▸ **Stated problem**: Gather up every line that includes the string "Mostrar".

▸ **Material shown**:
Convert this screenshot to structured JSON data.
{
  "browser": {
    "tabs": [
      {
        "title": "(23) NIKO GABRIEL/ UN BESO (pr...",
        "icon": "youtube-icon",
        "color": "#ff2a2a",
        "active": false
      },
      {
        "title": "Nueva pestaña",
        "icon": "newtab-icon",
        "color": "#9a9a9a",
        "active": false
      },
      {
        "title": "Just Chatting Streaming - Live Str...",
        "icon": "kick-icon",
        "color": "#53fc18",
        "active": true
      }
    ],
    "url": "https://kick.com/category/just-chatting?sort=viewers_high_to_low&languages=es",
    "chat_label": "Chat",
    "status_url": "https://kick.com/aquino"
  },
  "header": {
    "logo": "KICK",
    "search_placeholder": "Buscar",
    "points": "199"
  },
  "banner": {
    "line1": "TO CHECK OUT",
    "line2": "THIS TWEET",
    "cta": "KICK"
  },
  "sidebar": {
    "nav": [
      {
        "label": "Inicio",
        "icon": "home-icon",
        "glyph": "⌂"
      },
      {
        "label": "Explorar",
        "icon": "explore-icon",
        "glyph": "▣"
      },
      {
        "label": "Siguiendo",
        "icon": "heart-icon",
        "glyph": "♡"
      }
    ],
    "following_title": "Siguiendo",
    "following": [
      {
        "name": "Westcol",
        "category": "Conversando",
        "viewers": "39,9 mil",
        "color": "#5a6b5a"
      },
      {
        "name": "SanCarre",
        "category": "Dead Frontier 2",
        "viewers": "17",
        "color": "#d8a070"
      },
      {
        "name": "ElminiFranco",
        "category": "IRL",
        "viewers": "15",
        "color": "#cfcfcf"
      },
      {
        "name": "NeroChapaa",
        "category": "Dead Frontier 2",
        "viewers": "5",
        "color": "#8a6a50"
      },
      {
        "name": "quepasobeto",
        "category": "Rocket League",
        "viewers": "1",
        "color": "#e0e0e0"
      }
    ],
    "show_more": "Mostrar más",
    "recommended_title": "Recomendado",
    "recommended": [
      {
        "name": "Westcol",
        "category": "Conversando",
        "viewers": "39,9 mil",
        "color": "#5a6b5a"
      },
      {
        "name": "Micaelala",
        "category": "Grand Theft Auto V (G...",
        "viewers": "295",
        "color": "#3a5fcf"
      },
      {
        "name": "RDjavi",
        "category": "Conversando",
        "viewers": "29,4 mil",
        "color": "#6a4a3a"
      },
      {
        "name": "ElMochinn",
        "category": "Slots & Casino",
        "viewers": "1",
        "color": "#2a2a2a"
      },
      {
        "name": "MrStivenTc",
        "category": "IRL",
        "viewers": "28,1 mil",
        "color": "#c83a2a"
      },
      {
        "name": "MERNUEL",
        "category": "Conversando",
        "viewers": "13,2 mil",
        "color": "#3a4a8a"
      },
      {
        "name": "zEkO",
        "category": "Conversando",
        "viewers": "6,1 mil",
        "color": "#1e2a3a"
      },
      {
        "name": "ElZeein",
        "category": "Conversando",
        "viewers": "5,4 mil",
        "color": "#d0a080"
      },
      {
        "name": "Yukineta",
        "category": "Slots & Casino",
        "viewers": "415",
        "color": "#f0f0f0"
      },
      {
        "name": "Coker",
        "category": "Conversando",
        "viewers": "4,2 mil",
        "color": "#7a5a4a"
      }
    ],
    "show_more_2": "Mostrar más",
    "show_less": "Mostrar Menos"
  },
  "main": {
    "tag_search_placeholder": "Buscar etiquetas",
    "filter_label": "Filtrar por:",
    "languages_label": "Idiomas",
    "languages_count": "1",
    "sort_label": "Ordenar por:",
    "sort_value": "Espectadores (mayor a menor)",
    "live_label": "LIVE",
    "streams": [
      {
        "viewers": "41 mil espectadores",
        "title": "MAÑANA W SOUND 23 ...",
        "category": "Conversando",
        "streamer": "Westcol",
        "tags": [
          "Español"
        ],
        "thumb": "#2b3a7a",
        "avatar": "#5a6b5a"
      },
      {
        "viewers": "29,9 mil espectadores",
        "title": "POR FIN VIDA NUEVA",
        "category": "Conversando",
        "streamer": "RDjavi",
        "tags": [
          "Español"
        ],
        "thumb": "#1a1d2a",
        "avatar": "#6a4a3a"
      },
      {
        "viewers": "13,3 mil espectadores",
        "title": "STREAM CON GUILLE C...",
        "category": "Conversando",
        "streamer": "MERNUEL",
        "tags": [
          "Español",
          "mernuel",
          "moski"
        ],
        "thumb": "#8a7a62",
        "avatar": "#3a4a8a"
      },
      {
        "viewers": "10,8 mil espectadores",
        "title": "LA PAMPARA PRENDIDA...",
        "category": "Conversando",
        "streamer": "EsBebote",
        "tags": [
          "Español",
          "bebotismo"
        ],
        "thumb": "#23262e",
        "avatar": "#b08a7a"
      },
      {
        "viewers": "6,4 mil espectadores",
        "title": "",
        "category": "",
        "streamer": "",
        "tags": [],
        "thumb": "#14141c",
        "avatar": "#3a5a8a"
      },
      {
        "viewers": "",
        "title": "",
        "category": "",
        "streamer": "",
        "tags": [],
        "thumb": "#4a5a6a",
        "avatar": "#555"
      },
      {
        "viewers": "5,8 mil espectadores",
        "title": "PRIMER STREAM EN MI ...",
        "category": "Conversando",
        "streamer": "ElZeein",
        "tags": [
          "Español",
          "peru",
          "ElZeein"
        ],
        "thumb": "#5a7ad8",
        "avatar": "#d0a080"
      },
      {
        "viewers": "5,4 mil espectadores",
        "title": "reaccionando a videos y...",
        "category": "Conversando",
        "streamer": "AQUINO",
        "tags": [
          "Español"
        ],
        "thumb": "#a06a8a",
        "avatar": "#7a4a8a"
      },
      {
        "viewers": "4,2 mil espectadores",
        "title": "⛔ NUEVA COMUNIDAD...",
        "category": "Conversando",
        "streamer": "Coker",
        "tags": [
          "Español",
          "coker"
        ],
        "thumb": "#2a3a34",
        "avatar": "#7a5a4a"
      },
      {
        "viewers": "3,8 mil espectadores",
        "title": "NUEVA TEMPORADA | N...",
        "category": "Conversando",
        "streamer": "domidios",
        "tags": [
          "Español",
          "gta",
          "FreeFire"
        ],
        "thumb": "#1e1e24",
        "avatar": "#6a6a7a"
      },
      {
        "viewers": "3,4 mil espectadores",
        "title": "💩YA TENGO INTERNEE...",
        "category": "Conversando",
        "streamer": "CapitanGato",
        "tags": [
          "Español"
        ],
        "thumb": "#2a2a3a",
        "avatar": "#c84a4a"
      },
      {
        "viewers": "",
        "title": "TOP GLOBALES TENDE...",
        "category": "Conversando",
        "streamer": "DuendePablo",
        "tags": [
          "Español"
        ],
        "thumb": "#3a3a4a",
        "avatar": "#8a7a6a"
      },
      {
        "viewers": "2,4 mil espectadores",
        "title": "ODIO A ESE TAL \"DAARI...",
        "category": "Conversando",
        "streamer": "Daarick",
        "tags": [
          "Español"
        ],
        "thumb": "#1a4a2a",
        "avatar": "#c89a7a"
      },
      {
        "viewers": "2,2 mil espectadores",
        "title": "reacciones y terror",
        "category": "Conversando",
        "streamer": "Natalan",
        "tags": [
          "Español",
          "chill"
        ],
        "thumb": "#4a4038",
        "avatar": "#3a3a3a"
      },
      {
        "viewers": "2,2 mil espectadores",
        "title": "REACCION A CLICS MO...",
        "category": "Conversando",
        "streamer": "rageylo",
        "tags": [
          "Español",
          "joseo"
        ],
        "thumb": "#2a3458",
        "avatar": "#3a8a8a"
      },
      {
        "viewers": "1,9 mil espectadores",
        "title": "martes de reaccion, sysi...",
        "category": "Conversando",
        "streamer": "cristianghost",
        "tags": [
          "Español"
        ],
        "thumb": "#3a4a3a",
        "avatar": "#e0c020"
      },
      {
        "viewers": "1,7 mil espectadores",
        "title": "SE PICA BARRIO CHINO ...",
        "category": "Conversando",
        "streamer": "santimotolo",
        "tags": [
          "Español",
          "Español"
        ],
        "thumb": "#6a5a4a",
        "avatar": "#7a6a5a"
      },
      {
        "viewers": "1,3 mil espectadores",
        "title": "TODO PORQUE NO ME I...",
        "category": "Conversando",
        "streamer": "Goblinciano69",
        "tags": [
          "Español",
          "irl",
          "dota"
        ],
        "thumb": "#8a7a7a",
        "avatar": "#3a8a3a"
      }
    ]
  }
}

▸ **Problem solution**:
    "show_more": "Mostrar más",
    "show_more_2": "Mostrar más",
    "show_less": "Mostrar Menos"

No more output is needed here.